[Start of Given data]

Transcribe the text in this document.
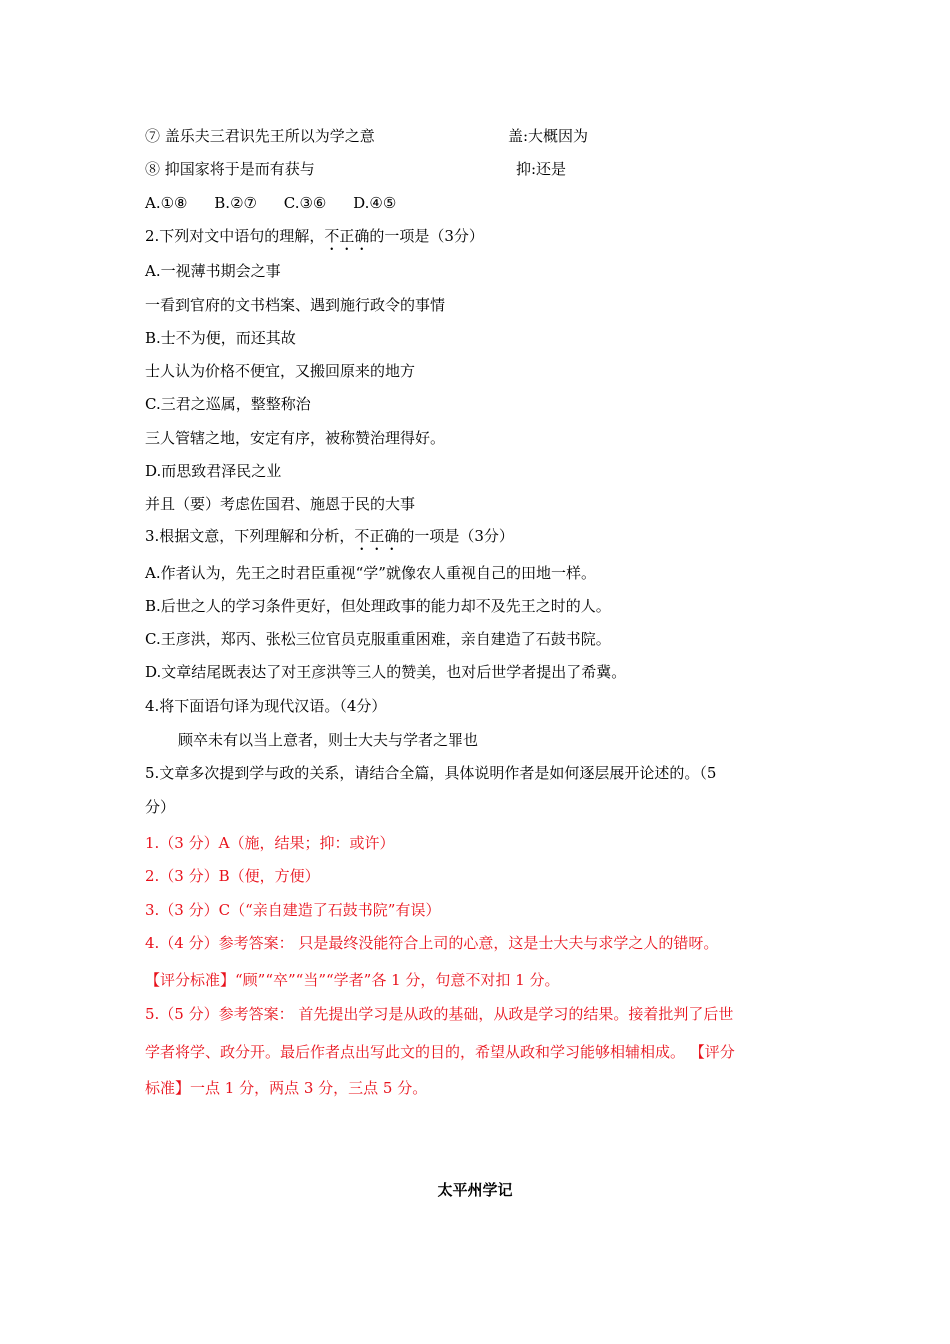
⑦ 盖乐夫三君识先王所以为学之意	盖:大概因为
⑧ 抑国家将于是而有获与	抑:还是
A.①⑧ B.②⑦ C.③⑥ D.④⑤
2.下列对文中语句的理解，不正确的一项是（3分）
A.一视薄书期会之事
一看到官府的文书档案、遇到施行政令的事情
B.士不为便，而还其故
士人认为价格不便宜，又搬回原来的地方
C.三君之巡属，整整称治
三人管辖之地，安定有序，被称赞治理得好。
D.而思致君泽民之业
并且（要）考虑佐国君、施恩于民的大事
3.根据文意，下列理解和分析，不正确的一项是（3分）
A.作者认为，先王之时君臣重视“学”就像农人重视自己的田地一样。
B.后世之人的学习条件更好，但处理政事的能力却不及先王之时的人。
C.王彦洪，郑丙、张松三位官员克服重重困难，亲自建造了石鼓书院。
D.文章结尾既表达了对王彦洪等三人的赞美，也对后世学者提出了希冀。
4.将下面语句译为现代汉语。（4分）
顾卒未有以当上意者，则士大夫与学者之罪也
5.文章多次提到学与政的关系，请结合全篇，具体说明作者是如何逐层展开论述的。（5
分）
1.（3 分）A（施，结果；抑：或许）
2.（3 分）B（便，方便）
3.（3 分）C（“亲自建造了石鼓书院”有误）
4.（4 分）参考答案： 只是最终没能符合上司的心意，这是士大夫与求学之人的错呀。
【评分标准】“顾”“卒”“当”“学者”各 1 分，句意不对扣 1 分。
5.（5 分）参考答案： 首先提出学习是从政的基础，从政是学习的结果。接着批判了后世
学者将学、政分开。最后作者点出写此文的目的，希望从政和学习能够相辅相成。 【评分
标准】一点 1 分，两点 3 分，三点 5 分。
太平州学记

[End of Given data]

» Exercise description: Look through the data above. Find each line with the string "亲自建造了石鼓书院" and copy it.

» Problem solution:
C.王彦洪，郑丙、张松三位官员克服重重困难，亲自建造了石鼓书院。
3.（3 分）C（“亲自建造了石鼓书院”有误）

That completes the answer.